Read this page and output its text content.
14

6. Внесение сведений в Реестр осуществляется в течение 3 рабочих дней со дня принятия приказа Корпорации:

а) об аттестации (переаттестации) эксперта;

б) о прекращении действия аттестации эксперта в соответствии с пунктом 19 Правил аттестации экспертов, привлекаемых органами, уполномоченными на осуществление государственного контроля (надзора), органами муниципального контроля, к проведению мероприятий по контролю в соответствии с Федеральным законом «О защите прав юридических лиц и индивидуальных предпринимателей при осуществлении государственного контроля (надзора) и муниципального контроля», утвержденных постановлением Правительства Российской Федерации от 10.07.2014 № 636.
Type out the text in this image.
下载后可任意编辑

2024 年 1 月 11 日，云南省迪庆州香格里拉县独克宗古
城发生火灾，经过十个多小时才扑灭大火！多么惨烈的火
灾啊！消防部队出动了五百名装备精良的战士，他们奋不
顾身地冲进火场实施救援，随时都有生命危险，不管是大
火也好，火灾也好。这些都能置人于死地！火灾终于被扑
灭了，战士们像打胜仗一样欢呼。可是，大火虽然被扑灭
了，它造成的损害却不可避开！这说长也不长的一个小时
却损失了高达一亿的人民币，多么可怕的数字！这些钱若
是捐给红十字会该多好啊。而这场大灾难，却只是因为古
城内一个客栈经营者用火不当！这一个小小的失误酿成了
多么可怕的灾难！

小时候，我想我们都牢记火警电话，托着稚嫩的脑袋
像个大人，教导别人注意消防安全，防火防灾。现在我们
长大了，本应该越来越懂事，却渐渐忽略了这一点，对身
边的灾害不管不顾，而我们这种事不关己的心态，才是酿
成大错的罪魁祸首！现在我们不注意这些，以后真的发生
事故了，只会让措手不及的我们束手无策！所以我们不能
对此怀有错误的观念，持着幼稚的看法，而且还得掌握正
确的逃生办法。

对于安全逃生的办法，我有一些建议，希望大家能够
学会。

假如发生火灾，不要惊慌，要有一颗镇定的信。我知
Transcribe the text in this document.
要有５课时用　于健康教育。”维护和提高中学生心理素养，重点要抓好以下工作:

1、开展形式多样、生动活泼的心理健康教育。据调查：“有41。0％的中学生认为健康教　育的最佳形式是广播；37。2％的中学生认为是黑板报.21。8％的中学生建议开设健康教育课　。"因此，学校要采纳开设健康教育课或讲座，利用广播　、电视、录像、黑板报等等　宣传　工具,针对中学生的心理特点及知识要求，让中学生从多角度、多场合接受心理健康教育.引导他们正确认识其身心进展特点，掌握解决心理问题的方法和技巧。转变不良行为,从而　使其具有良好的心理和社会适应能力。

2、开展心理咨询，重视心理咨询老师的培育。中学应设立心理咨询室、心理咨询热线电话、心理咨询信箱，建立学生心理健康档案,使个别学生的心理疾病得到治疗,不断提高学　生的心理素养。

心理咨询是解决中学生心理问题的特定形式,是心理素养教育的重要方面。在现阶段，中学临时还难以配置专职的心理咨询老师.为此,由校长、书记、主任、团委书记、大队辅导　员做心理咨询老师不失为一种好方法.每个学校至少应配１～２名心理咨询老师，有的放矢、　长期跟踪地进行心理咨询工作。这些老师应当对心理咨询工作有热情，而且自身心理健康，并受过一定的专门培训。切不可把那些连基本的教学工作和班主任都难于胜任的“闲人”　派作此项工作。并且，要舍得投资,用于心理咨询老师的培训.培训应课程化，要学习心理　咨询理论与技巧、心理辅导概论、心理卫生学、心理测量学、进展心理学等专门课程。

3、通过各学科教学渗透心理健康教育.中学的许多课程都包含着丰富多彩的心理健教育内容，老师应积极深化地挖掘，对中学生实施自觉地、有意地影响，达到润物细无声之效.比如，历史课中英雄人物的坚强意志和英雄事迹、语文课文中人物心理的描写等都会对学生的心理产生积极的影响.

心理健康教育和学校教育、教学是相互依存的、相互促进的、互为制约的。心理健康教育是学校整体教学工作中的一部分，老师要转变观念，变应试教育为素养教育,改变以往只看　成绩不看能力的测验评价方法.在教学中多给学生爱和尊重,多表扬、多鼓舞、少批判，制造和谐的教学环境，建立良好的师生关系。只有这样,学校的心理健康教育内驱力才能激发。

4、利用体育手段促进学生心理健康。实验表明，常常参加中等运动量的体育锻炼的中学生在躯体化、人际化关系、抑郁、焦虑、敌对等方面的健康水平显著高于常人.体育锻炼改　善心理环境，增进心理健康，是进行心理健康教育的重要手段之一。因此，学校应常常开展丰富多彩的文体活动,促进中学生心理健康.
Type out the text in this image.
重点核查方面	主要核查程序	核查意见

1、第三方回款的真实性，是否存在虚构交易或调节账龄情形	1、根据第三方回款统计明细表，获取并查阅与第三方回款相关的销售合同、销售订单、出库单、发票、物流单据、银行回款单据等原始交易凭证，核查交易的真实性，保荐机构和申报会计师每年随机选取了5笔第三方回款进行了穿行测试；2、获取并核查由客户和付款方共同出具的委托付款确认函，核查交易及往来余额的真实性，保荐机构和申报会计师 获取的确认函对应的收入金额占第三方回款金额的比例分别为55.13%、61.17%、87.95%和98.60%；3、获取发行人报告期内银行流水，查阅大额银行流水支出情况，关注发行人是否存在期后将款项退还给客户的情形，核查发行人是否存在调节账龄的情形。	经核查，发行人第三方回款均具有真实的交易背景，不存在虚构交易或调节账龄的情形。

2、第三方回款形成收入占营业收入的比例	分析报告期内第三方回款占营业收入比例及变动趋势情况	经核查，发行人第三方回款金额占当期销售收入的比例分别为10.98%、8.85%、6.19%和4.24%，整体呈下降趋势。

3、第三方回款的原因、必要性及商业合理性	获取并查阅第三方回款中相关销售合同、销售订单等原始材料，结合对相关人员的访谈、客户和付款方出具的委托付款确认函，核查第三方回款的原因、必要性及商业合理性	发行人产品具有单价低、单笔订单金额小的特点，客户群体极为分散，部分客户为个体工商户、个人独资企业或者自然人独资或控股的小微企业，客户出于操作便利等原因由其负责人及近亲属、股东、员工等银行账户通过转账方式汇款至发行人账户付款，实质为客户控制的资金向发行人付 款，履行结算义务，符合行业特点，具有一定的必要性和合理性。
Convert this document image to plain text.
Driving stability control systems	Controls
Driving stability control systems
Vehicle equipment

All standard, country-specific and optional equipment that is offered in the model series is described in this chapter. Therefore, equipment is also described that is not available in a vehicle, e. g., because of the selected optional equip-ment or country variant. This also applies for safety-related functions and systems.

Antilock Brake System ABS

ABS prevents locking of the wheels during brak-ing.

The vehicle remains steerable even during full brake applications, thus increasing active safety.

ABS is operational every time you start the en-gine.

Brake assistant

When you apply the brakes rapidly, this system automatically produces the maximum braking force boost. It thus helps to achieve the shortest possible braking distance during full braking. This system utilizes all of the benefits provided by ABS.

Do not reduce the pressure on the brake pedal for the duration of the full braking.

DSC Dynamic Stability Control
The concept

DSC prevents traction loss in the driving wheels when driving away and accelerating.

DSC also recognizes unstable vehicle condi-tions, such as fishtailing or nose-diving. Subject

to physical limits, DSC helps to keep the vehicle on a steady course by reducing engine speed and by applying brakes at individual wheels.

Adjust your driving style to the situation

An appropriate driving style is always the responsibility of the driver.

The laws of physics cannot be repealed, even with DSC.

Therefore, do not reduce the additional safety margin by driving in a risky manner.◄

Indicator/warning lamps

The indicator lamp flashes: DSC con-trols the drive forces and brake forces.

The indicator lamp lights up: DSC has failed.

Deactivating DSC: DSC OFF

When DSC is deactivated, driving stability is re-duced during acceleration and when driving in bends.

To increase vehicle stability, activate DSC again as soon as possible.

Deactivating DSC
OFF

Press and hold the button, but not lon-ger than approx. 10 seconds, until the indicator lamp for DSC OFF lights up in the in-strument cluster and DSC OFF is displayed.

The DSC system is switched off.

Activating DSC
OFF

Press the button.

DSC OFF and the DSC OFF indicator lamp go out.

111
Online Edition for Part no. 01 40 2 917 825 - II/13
※
* [What the task requires]: Of the lines in the material above, state how many contain the string "braking"; give no other text.

* [Response to the task]: 2